▶ [DATA LINES]
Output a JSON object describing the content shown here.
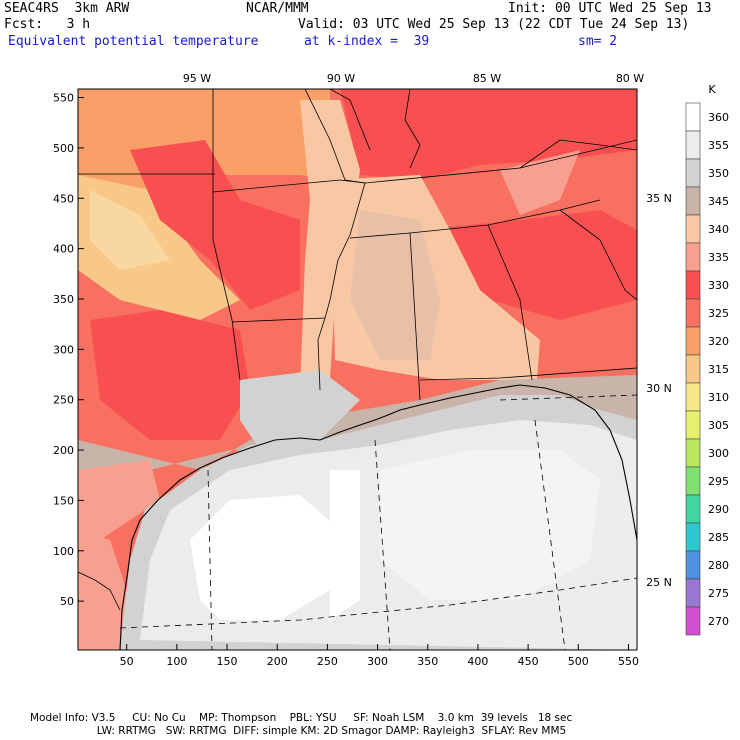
{
  "header": {
    "line1_left": "SEAC4RS  3km ARW",
    "line1_mid": "NCAR/MMM",
    "line1_right": "Init: 00 UTC Wed 25 Sep 13",
    "line2_left": "Fcst:   3 h",
    "line2_right": "Valid: 03 UTC Wed 25 Sep 13 (22 CDT Tue 24 Sep 13)",
    "line3_left": "Equivalent potential temperature",
    "line3_mid": "at k-index =  39",
    "line3_right": "sm= 2"
  },
  "map": {
    "top_lon_labels": [
      "95 W",
      "90 W",
      "85 W",
      "80 W"
    ],
    "right_lat_labels": [
      "35 N",
      "30 N",
      "25 N"
    ],
    "y_tick_labels": [
      "550",
      "500",
      "450",
      "400",
      "350",
      "300",
      "250",
      "200",
      "150",
      "100",
      "50"
    ],
    "x_tick_labels": [
      "50",
      "100",
      "150",
      "200",
      "250",
      "300",
      "350",
      "400",
      "450",
      "500",
      "550"
    ]
  },
  "legend": {
    "unit": "K",
    "levels": [
      "360",
      "355",
      "350",
      "345",
      "340",
      "335",
      "330",
      "325",
      "320",
      "315",
      "310",
      "305",
      "300",
      "295",
      "290",
      "285",
      "280",
      "275",
      "270"
    ],
    "colors": [
      "#ffffff",
      "#ececec",
      "#d2d2d2",
      "#c8b4a8",
      "#f8c8a4",
      "#f8a090",
      "#f85050",
      "#f87060",
      "#f8a068",
      "#f8c888",
      "#f8e888",
      "#e8f070",
      "#b8e860",
      "#80e070",
      "#40d8a0",
      "#30c8d0",
      "#5090e0",
      "#9878d0",
      "#d050d0"
    ]
  },
  "footer": {
    "line1": "Model Info: V3.5     CU: No Cu    MP: Thompson    PBL: YSU     SF: Noah LSM    3.0 km  39 levels   18 sec",
    "line2": "                    LW: RRTMG   SW: RRTMG  DIFF: simple KM: 2D Smagor DAMP: Rayleigh3  SFLAY: Rev MM5"
  }
}
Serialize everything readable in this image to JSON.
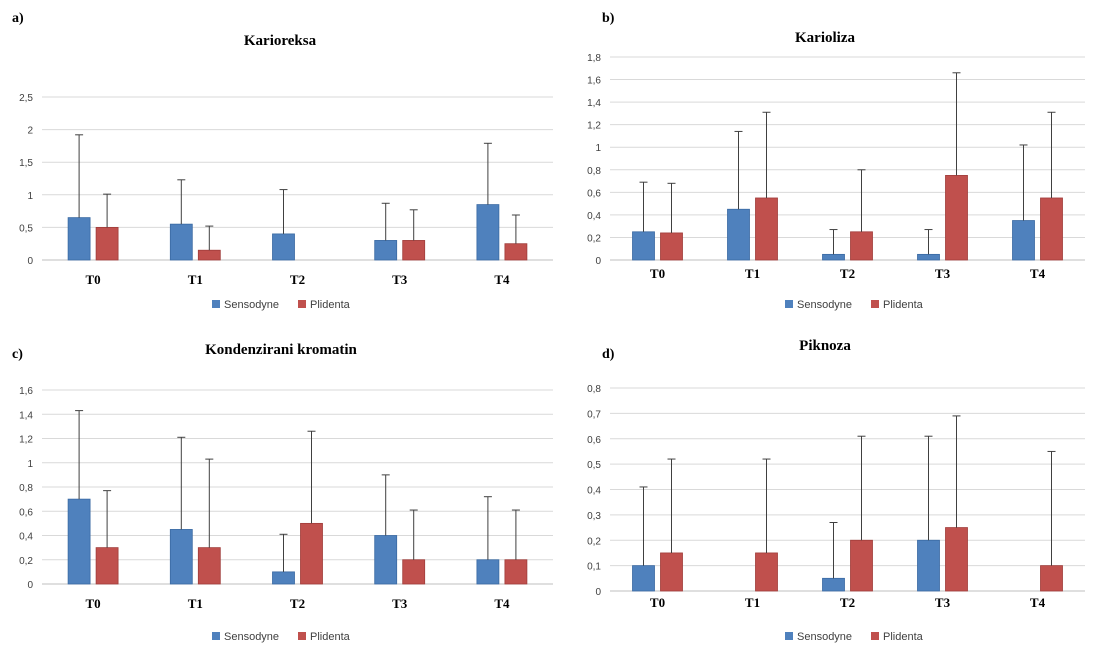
{
  "chart_data": [
    {
      "type": "bar",
      "panel_label": "a)",
      "title": "Karioreksa",
      "categories": [
        "T0",
        "T1",
        "T2",
        "T3",
        "T4"
      ],
      "ylim": [
        0,
        2.5
      ],
      "yticks": [
        "0",
        "0,5",
        "1",
        "1,5",
        "2",
        "2,5"
      ],
      "ytick_values": [
        0,
        0.5,
        1,
        1.5,
        2,
        2.5
      ],
      "grid": true,
      "legend_position": "bottom",
      "series": [
        {
          "name": "Sensodyne",
          "color": "#4f81bd",
          "values": [
            0.65,
            0.55,
            0.4,
            0.3,
            0.85
          ],
          "errors": [
            1.27,
            0.68,
            0.68,
            0.57,
            0.94
          ]
        },
        {
          "name": "Plidenta",
          "color": "#c0504d",
          "values": [
            0.5,
            0.15,
            0,
            0.3,
            0.25
          ],
          "errors": [
            0.51,
            0.37,
            0,
            0.47,
            0.44
          ]
        }
      ]
    },
    {
      "type": "bar",
      "panel_label": "b)",
      "title": "Karioliza",
      "categories": [
        "T0",
        "T1",
        "T2",
        "T3",
        "T4"
      ],
      "ylim": [
        0,
        1.8
      ],
      "yticks": [
        "0",
        "0,2",
        "0,4",
        "0,6",
        "0,8",
        "1",
        "1,2",
        "1,4",
        "1,6",
        "1,8"
      ],
      "ytick_values": [
        0,
        0.2,
        0.4,
        0.6,
        0.8,
        1.0,
        1.2,
        1.4,
        1.6,
        1.8
      ],
      "grid": true,
      "legend_position": "bottom",
      "series": [
        {
          "name": "Sensodyne",
          "color": "#4f81bd",
          "values": [
            0.25,
            0.45,
            0.05,
            0.05,
            0.35
          ],
          "errors": [
            0.44,
            0.69,
            0.22,
            0.22,
            0.67
          ]
        },
        {
          "name": "Plidenta",
          "color": "#c0504d",
          "values": [
            0.24,
            0.55,
            0.25,
            0.75,
            0.55
          ],
          "errors": [
            0.44,
            0.76,
            0.55,
            0.91,
            0.76
          ]
        }
      ]
    },
    {
      "type": "bar",
      "panel_label": "c)",
      "title": "Kondenzirani kromatin",
      "categories": [
        "T0",
        "T1",
        "T2",
        "T3",
        "T4"
      ],
      "ylim": [
        0,
        1.6
      ],
      "yticks": [
        "0",
        "0,2",
        "0,4",
        "0,6",
        "0,8",
        "1",
        "1,2",
        "1,4",
        "1,6"
      ],
      "ytick_values": [
        0,
        0.2,
        0.4,
        0.6,
        0.8,
        1.0,
        1.2,
        1.4,
        1.6
      ],
      "grid": true,
      "legend_position": "bottom",
      "series": [
        {
          "name": "Sensodyne",
          "color": "#4f81bd",
          "values": [
            0.7,
            0.45,
            0.1,
            0.4,
            0.2
          ],
          "errors": [
            0.73,
            0.76,
            0.31,
            0.5,
            0.52
          ]
        },
        {
          "name": "Plidenta",
          "color": "#c0504d",
          "values": [
            0.3,
            0.3,
            0.5,
            0.2,
            0.2
          ],
          "errors": [
            0.47,
            0.73,
            0.76,
            0.41,
            0.41
          ]
        }
      ]
    },
    {
      "type": "bar",
      "panel_label": "d)",
      "title": "Piknoza",
      "categories": [
        "T0",
        "T1",
        "T2",
        "T3",
        "T4"
      ],
      "ylim": [
        0,
        0.8
      ],
      "yticks": [
        "0",
        "0,1",
        "0,2",
        "0,3",
        "0,4",
        "0,5",
        "0,6",
        "0,7",
        "0,8"
      ],
      "ytick_values": [
        0,
        0.1,
        0.2,
        0.3,
        0.4,
        0.5,
        0.6,
        0.7,
        0.8
      ],
      "grid": true,
      "legend_position": "bottom",
      "series": [
        {
          "name": "Sensodyne",
          "color": "#4f81bd",
          "values": [
            0.1,
            0,
            0.05,
            0.2,
            0
          ],
          "errors": [
            0.31,
            0,
            0.22,
            0.41,
            0
          ]
        },
        {
          "name": "Plidenta",
          "color": "#c0504d",
          "values": [
            0.15,
            0.15,
            0.2,
            0.25,
            0.1
          ],
          "errors": [
            0.37,
            0.37,
            0.41,
            0.44,
            0.45
          ]
        }
      ]
    }
  ]
}
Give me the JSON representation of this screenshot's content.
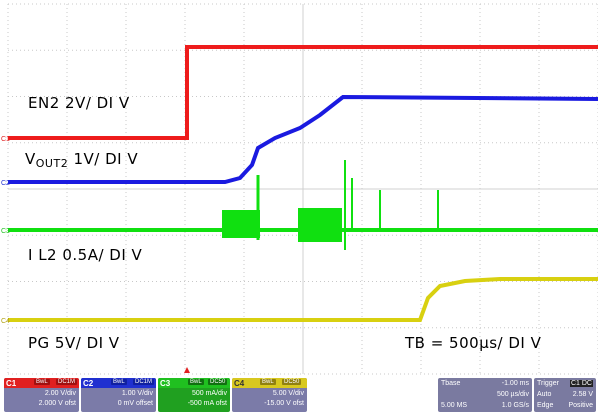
{
  "labels": {
    "en2": "EN2 2V/ DI V",
    "vout_main": "V",
    "vout_sub": "OUT2",
    "vout_scale": " 1V/ DI V",
    "il2": "I L2 0.5A/ DI V",
    "pg": "PG 5V/ DI V",
    "tb": "TB = 500µs/ DI V"
  },
  "channels": [
    {
      "num": "C1",
      "color": "#e02020",
      "v1": "2.00 V/div",
      "v2": "2.000 V ofst"
    },
    {
      "num": "C2",
      "color": "#2030d0",
      "v1": "1.00 V/div",
      "v2": "0 mV offset"
    },
    {
      "num": "C3",
      "color": "#20c020",
      "v1": "500 mA/div",
      "v2": "-500 mA ofst"
    },
    {
      "num": "C4",
      "color": "#d8c820",
      "v1": "5.00 V/div",
      "v2": "-15.00 V ofst"
    }
  ],
  "channel_tags": {
    "bwl": "BwL",
    "dc": "DC1M",
    "dc50": "DC50"
  },
  "timebase": {
    "title": "Tbase",
    "offset": "-1.00 ms",
    "per_div": "500 µs/div",
    "samples": "5.00 MS",
    "rate": "1.0 GS/s"
  },
  "trigger": {
    "title": "Trigger",
    "src": "C1 DC",
    "mode": "Auto",
    "level": "2.58 V",
    "type": "Edge",
    "slope": "Positive"
  },
  "colors": {
    "ch1": "#ee1c1c",
    "ch2": "#1a1ae0",
    "ch3": "#10e010",
    "ch4": "#d8d010",
    "grid": "#c8c8c8",
    "marker": "#e02020"
  }
}
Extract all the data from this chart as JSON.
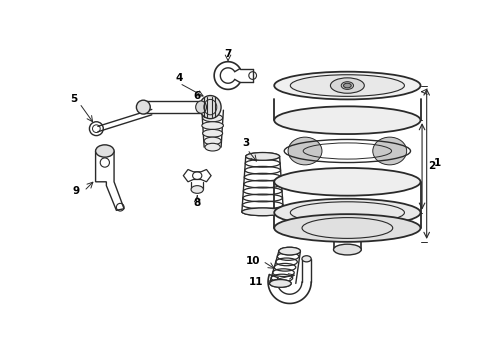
{
  "background_color": "#ffffff",
  "line_color": "#2a2a2a",
  "label_color": "#000000",
  "figsize": [
    4.9,
    3.6
  ],
  "dpi": 100
}
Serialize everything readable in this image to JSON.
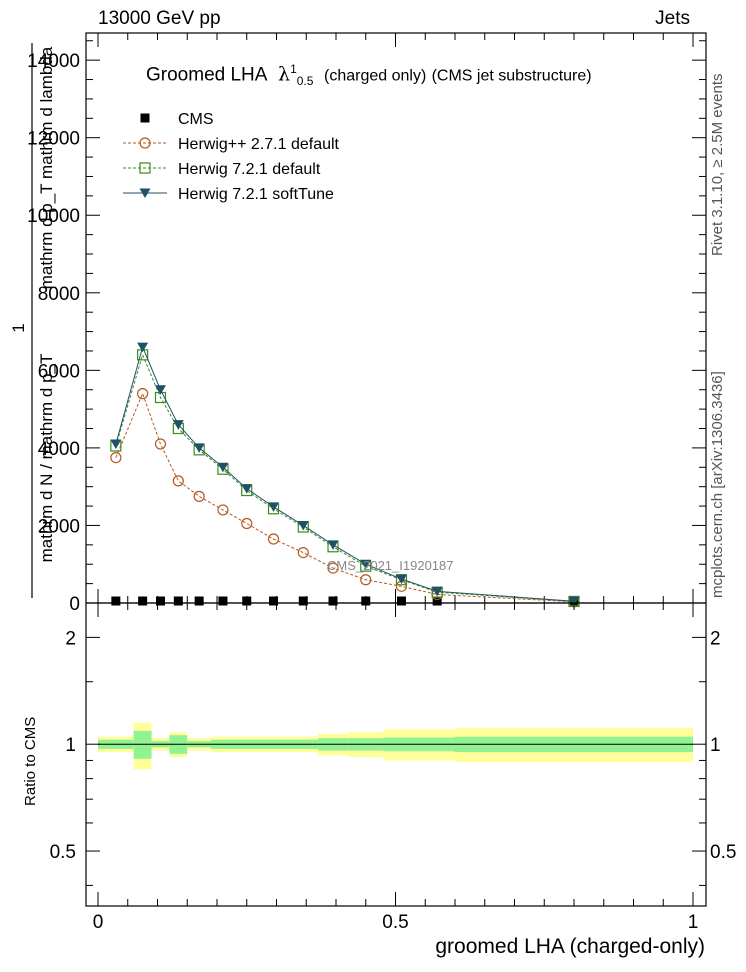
{
  "header": {
    "left": "13000 GeV pp",
    "right": "Jets"
  },
  "title": {
    "prefix": "Groomed LHA",
    "symbol": "λ",
    "sup": "1",
    "sub": "0.5",
    "suffix_small": "(charged only)",
    "suffix": "(CMS jet substructure)"
  },
  "side_text": {
    "rivet": "Rivet 3.1.10, ≥ 2.5M events",
    "mcplots": "mcplots.cern.ch [arXiv:1306.3436]"
  },
  "watermark": "CMS_2021_I1920187",
  "legend": [
    {
      "label": "CMS",
      "color": "#000000",
      "marker": "filled-square",
      "line": "none"
    },
    {
      "label": "Herwig++ 2.7.1 default",
      "color": "#b35a1f",
      "marker": "open-circle",
      "line": "dashed"
    },
    {
      "label": "Herwig 7.2.1 default",
      "color": "#3a8a1e",
      "marker": "open-square",
      "line": "dashed"
    },
    {
      "label": "Herwig 7.2.1 softTune",
      "color": "#1f5266",
      "marker": "filled-triangle-down",
      "line": "solid"
    }
  ],
  "y_axis_main": {
    "label_numerator": "mathrm d²N",
    "label_denominator": "mathrm d p_T mathrm d lambda",
    "label_prefix_num": "1",
    "label_prefix_den": "mathrm d N / mathrm d p_T",
    "tick_labels": [
      "0",
      "2000",
      "4000",
      "6000",
      "8000",
      "10000",
      "12000",
      "14000"
    ]
  },
  "y_axis_ratio": {
    "label": "Ratio to CMS",
    "tick_labels": [
      "0.5",
      "1",
      "2"
    ]
  },
  "x_axis": {
    "label": "groomed LHA (charged-only)",
    "tick_labels": [
      "0",
      "0.5",
      "1"
    ]
  },
  "chart_data": [
    {
      "type": "line",
      "panel": "main",
      "xlim": [
        0,
        1
      ],
      "ylim": [
        0,
        14700
      ],
      "x": [
        0.03,
        0.075,
        0.105,
        0.135,
        0.17,
        0.21,
        0.25,
        0.295,
        0.345,
        0.395,
        0.45,
        0.51,
        0.57,
        0.8
      ],
      "series": [
        {
          "name": "CMS",
          "values": [
            0,
            0,
            0,
            0,
            0,
            0,
            0,
            0,
            0,
            0,
            0,
            0,
            0,
            0
          ]
        },
        {
          "name": "Herwig++ 2.7.1 default",
          "values": [
            3750,
            5400,
            4100,
            3150,
            2750,
            2400,
            2050,
            1650,
            1300,
            900,
            600,
            430,
            220,
            30
          ]
        },
        {
          "name": "Herwig 7.2.1 default",
          "values": [
            4050,
            6400,
            5300,
            4500,
            3950,
            3450,
            2900,
            2430,
            1960,
            1450,
            950,
            600,
            280,
            40
          ]
        },
        {
          "name": "Herwig 7.2.1 softTune",
          "values": [
            4100,
            6600,
            5500,
            4600,
            4000,
            3500,
            2950,
            2480,
            2000,
            1500,
            1000,
            620,
            300,
            45
          ]
        }
      ]
    },
    {
      "type": "area",
      "panel": "ratio",
      "scale": "log",
      "xlim": [
        0,
        1
      ],
      "ylim": [
        0.35,
        2.5
      ],
      "bins": [
        {
          "x0": 0.0,
          "x1": 0.06,
          "inner": [
            0.97,
            1.03
          ],
          "outer": [
            0.95,
            1.05
          ]
        },
        {
          "x0": 0.06,
          "x1": 0.09,
          "inner": [
            0.91,
            1.09
          ],
          "outer": [
            0.85,
            1.15
          ]
        },
        {
          "x0": 0.09,
          "x1": 0.12,
          "inner": [
            0.98,
            1.02
          ],
          "outer": [
            0.96,
            1.04
          ]
        },
        {
          "x0": 0.12,
          "x1": 0.15,
          "inner": [
            0.94,
            1.06
          ],
          "outer": [
            0.92,
            1.08
          ]
        },
        {
          "x0": 0.15,
          "x1": 0.19,
          "inner": [
            0.98,
            1.02
          ],
          "outer": [
            0.96,
            1.04
          ]
        },
        {
          "x0": 0.19,
          "x1": 0.37,
          "inner": [
            0.97,
            1.03
          ],
          "outer": [
            0.95,
            1.05
          ]
        },
        {
          "x0": 0.37,
          "x1": 0.42,
          "inner": [
            0.96,
            1.04
          ],
          "outer": [
            0.93,
            1.07
          ]
        },
        {
          "x0": 0.42,
          "x1": 0.48,
          "inner": [
            0.96,
            1.04
          ],
          "outer": [
            0.92,
            1.08
          ]
        },
        {
          "x0": 0.48,
          "x1": 0.6,
          "inner": [
            0.955,
            1.045
          ],
          "outer": [
            0.9,
            1.1
          ]
        },
        {
          "x0": 0.6,
          "x1": 1.0,
          "inner": [
            0.95,
            1.05
          ],
          "outer": [
            0.89,
            1.11
          ]
        }
      ],
      "colors": {
        "inner": "#91f291",
        "outer": "#ffff99",
        "reference": "#000000"
      }
    }
  ]
}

▶ [INSTRUCTIONS FOR THE TASK] From the data above, show each line that contains "only".

▶ [WRITTEN RESPONSE]
    "suffix_small": "(charged only)",
    "label": "groomed LHA (charged-only)",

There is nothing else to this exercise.